Task requirements:
Could every line of the data be printed exactly as it reads?

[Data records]
☆ ☆ ☆ ☆ ☆

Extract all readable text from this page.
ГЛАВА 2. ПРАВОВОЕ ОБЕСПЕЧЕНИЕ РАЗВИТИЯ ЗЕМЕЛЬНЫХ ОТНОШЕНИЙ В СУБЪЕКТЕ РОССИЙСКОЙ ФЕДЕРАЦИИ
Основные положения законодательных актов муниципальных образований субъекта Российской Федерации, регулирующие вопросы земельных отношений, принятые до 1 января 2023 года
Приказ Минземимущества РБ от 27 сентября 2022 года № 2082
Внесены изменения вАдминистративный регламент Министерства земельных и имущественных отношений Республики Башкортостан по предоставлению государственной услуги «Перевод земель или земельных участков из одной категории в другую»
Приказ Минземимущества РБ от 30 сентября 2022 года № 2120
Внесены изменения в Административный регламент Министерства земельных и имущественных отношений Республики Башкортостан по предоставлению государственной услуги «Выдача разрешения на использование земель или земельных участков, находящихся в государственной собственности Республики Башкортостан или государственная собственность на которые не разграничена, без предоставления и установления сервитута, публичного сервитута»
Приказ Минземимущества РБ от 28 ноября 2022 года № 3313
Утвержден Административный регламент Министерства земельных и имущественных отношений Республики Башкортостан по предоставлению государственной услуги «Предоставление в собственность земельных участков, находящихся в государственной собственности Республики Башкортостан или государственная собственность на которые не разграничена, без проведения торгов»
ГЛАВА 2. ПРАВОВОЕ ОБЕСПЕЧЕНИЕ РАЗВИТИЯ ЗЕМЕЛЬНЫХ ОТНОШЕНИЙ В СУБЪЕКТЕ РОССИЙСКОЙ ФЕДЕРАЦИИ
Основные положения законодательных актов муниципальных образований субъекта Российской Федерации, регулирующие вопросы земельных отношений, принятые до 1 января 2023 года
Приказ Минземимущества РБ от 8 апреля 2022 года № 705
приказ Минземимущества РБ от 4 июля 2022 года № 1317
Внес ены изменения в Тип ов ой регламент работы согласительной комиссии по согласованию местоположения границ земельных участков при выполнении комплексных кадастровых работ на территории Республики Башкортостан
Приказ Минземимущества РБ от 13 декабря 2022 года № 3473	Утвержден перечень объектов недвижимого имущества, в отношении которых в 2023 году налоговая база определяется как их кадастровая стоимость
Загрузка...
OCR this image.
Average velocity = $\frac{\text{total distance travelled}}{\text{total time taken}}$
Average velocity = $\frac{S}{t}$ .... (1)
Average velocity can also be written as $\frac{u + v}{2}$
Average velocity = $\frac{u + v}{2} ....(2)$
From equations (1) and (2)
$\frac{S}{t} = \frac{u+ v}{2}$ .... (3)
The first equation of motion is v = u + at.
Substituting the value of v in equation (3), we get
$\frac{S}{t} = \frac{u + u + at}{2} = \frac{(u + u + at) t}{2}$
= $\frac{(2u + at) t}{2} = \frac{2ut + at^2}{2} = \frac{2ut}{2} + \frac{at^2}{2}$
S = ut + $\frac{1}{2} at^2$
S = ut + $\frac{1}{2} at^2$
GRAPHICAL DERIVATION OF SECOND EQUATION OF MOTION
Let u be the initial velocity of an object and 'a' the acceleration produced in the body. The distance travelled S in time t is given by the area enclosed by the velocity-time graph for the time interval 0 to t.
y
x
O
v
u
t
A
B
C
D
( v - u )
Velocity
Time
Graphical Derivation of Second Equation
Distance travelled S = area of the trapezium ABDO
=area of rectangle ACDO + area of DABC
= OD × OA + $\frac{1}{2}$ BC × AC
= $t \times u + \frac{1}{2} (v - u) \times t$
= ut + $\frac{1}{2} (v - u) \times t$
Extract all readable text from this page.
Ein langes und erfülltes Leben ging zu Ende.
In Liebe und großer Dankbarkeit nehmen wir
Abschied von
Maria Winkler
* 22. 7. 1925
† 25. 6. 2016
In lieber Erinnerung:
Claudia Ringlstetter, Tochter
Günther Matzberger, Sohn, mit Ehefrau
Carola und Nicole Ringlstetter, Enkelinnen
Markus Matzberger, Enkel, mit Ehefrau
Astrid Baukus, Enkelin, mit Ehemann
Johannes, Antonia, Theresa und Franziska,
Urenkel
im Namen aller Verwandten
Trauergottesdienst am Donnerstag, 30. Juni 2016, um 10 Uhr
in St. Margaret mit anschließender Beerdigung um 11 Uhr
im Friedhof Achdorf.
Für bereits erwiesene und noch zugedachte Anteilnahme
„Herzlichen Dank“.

☆ ☆ ☆ ☆ ☆

Answer in full:
Extract all readable text from this page.
ГЛАВА 2. ПРАВОВОЕ ОБЕСПЕЧЕНИЕ РАЗВИТИЯ ЗЕМЕЛЬНЫХ ОТНОШЕНИЙ В СУБЪЕКТЕ РОССИЙСКОЙ ФЕДЕРАЦИИ
Основные положения законодательных актов муниципальных образований субъекта Российской Федерации, регулирующие вопросы земельных отношений, принятые до 1 января 2023 года
Приказ Минземимущества РБ от 27 сентября 2022 года № 2082
Внесены изменения вАдминистративный регламент Министерства земельных и имущественных отношений Республики Башкортостан по предоставлению государственной услуги «Перевод земель или земельных участков из одной категории в другую»
Приказ Минземимущества РБ от 30 сентября 2022 года № 2120
Внесены изменения в Административный регламент Министерства земельных и имущественных отношений Республики Башкортостан по предоставлению государственной услуги «Выдача разрешения на использование земель или земельных участков, находящихся в государственной собственности Республики Башкортостан или государственная собственность на которые не разграничена, без предоставления и установления сервитута, публичного сервитута»
Приказ Минземимущества РБ от 28 ноября 2022 года № 3313
Утвержден Административный регламент Министерства земельных и имущественных отношений Республики Башкортостан по предоставлению государственной услуги «Предоставление в собственность земельных участков, находящихся в государственной собственности Республики Башкортостан или государственная собственность на которые не разграничена, без проведения торгов»
ГЛАВА 2. ПРАВОВОЕ ОБЕСПЕЧЕНИЕ РАЗВИТИЯ ЗЕМЕЛЬНЫХ ОТНОШЕНИЙ В СУБЪЕКТЕ РОССИЙСКОЙ ФЕДЕРАЦИИ
Основные положения законодательных актов муниципальных образований субъекта Российской Федерации, регулирующие вопросы земельных отношений, принятые до 1 января 2023 года
Приказ Минземимущества РБ от 8 апреля 2022 года № 705
приказ Минземимущества РБ от 4 июля 2022 года № 1317
Внес ены изменения в Тип ов ой регламент работы согласительной комиссии по согласованию местоположения границ земельных участков при выполнении комплексных кадастровых работ на территории Республики Башкортостан
Приказ Минземимущества РБ от 13 декабря 2022 года № 3473	Утвержден перечень объектов недвижимого имущества, в отношении которых в 2023 году налоговая база определяется как их кадастровая стоимость
Загрузка...
OCR this image.
Average velocity = $\frac{\text{total distance travelled}}{\text{total time taken}}$
Average velocity = $\frac{S}{t}$ .... (1)
Average velocity can also be written as $\frac{u + v}{2}$
Average velocity = $\frac{u + v}{2} ....(2)$
From equations (1) and (2)
$\frac{S}{t} = \frac{u+ v}{2}$ .... (3)
The first equation of motion is v = u + at.
Substituting the value of v in equation (3), we get
$\frac{S}{t} = \frac{u + u + at}{2} = \frac{(u + u + at) t}{2}$
= $\frac{(2u + at) t}{2} = \frac{2ut + at^2}{2} = \frac{2ut}{2} + \frac{at^2}{2}$
S = ut + $\frac{1}{2} at^2$
S = ut + $\frac{1}{2} at^2$
GRAPHICAL DERIVATION OF SECOND EQUATION OF MOTION
Let u be the initial velocity of an object and 'a' the acceleration produced in the body. The distance travelled S in time t is given by the area enclosed by the velocity-time graph for the time interval 0 to t.
y
x
O
v
u
t
A
B
C
D
( v - u )
Velocity
Time
Graphical Derivation of Second Equation
Distance travelled S = area of the trapezium ABDO
=area of rectangle ACDO + area of DABC
= OD × OA + $\frac{1}{2}$ BC × AC
= $t \times u + \frac{1}{2} (v - u) \times t$
= ut + $\frac{1}{2} (v - u) \times t$
Extract all readable text from this page.
Ein langes und erfülltes Leben ging zu Ende.
In Liebe und großer Dankbarkeit nehmen wir
Abschied von
Maria Winkler
* 22. 7. 1925
† 25. 6. 2016
In lieber Erinnerung:
Claudia Ringlstetter, Tochter
Günther Matzberger, Sohn, mit Ehefrau
Carola und Nicole Ringlstetter, Enkelinnen
Markus Matzberger, Enkel, mit Ehefrau
Astrid Baukus, Enkelin, mit Ehemann
Johannes, Antonia, Theresa und Franziska,
Urenkel
im Namen aller Verwandten
Trauergottesdienst am Donnerstag, 30. Juni 2016, um 10 Uhr
in St. Margaret mit anschließender Beerdigung um 11 Uhr
im Friedhof Achdorf.
Für bereits erwiesene und noch zugedachte Anteilnahme
„Herzlichen Dank“.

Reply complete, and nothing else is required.